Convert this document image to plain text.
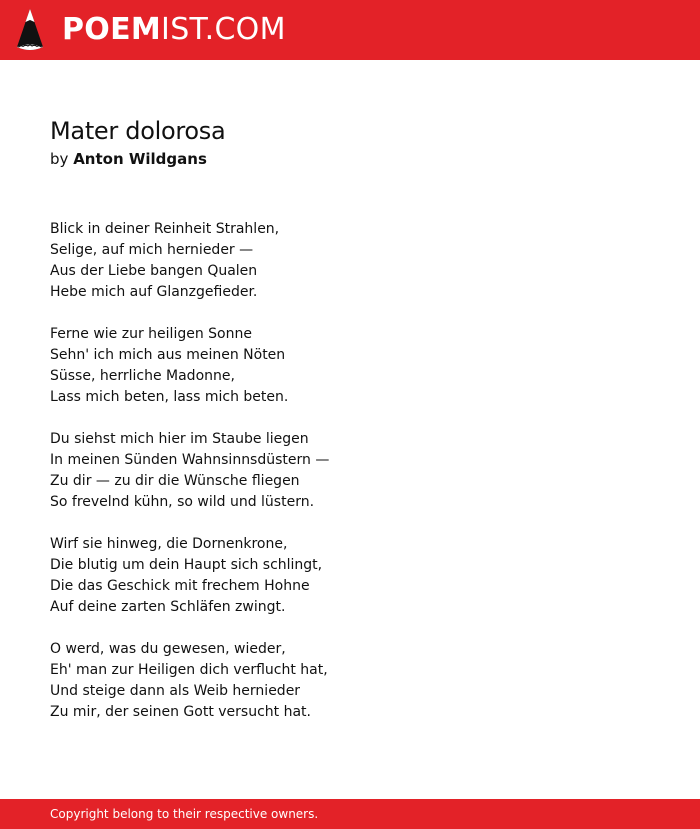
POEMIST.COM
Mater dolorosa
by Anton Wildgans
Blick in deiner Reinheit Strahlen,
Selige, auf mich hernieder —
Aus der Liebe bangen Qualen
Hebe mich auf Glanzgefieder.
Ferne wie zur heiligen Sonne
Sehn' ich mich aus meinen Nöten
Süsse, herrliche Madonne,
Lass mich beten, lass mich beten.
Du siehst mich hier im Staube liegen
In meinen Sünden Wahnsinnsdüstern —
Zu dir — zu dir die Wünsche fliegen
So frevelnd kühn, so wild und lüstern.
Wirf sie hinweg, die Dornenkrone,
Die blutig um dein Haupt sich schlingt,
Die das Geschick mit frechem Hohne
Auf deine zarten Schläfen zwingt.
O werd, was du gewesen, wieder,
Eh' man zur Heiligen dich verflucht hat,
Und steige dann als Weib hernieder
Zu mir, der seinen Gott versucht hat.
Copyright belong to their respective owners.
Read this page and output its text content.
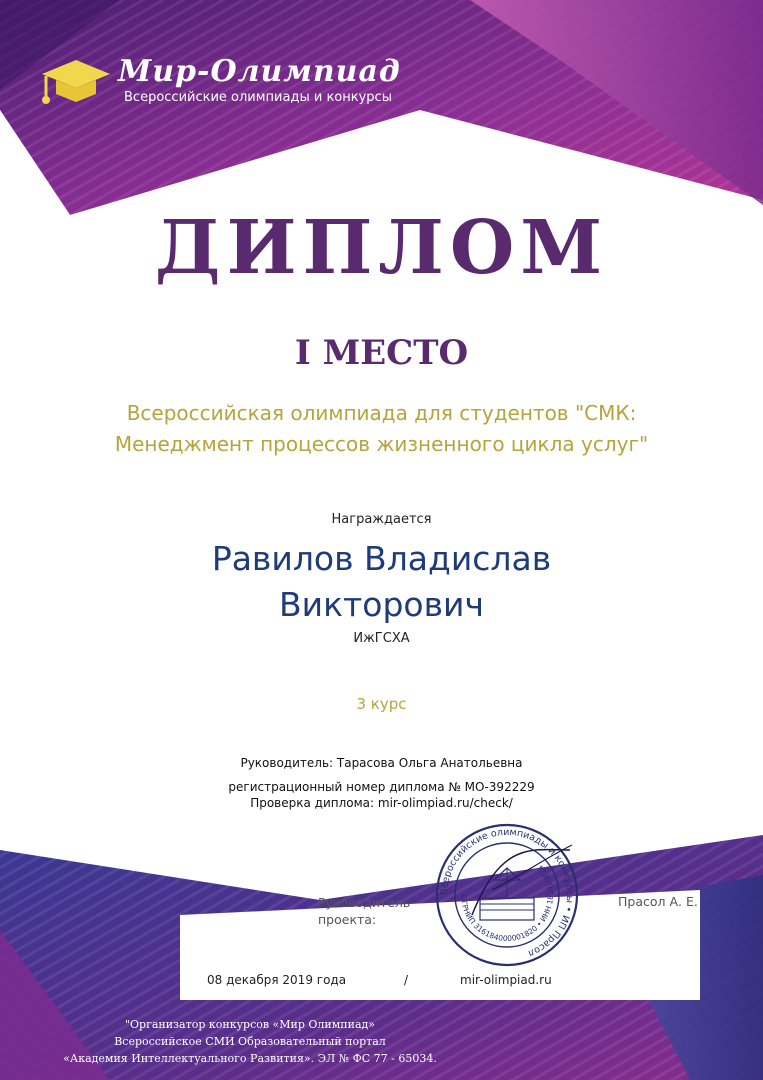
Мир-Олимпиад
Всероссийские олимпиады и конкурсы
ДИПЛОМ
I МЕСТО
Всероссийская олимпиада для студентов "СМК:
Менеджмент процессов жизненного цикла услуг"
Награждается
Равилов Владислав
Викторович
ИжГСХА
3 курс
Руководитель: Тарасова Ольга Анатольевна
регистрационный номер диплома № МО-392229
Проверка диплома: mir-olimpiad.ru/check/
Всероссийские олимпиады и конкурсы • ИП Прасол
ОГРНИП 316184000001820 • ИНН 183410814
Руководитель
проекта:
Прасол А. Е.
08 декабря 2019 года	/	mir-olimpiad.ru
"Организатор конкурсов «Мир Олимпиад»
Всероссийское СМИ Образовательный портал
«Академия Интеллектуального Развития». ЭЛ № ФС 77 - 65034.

(Task requirements): Ignore the images and quote every line of the listing exactly.

(Answer below):
Convert this document image to plain text.
POEMIST.COM
Mater dolorosa
by Anton Wildgans
Blick in deiner Reinheit Strahlen,
Selige, auf mich hernieder —
Aus der Liebe bangen Qualen
Hebe mich auf Glanzgefieder.
Ferne wie zur heiligen Sonne
Sehn' ich mich aus meinen Nöten
Süsse, herrliche Madonne,
Lass mich beten, lass mich beten.
Du siehst mich hier im Staube liegen
In meinen Sünden Wahnsinnsdüstern —
Zu dir — zu dir die Wünsche fliegen
So frevelnd kühn, so wild und lüstern.
Wirf sie hinweg, die Dornenkrone,
Die blutig um dein Haupt sich schlingt,
Die das Geschick mit frechem Hohne
Auf deine zarten Schläfen zwingt.
O werd, was du gewesen, wieder,
Eh' man zur Heiligen dich verflucht hat,
Und steige dann als Weib hernieder
Zu mir, der seinen Gott versucht hat.
Copyright belong to their respective owners.
Read this page and output its text content.
Мир-Олимпиад
Всероссийские олимпиады и конкурсы
ДИПЛОМ
I МЕСТО
Всероссийская олимпиада для студентов "СМК:
Менеджмент процессов жизненного цикла услуг"
Награждается
Равилов Владислав
Викторович
ИжГСХА
3 курс
Руководитель: Тарасова Ольга Анатольевна
регистрационный номер диплома № МО-392229
Проверка диплома: mir-olimpiad.ru/check/
Всероссийские олимпиады и конкурсы • ИП Прасол
ОГРНИП 316184000001820 • ИНН 183410814
Руководитель
проекта:
Прасол А. Е.
08 декабря 2019 года	/	mir-olimpiad.ru
"Организатор конкурсов «Мир Олимпиад»
Всероссийское СМИ Образовательный портал
«Академия Интеллектуального Развития». ЭЛ № ФС 77 - 65034.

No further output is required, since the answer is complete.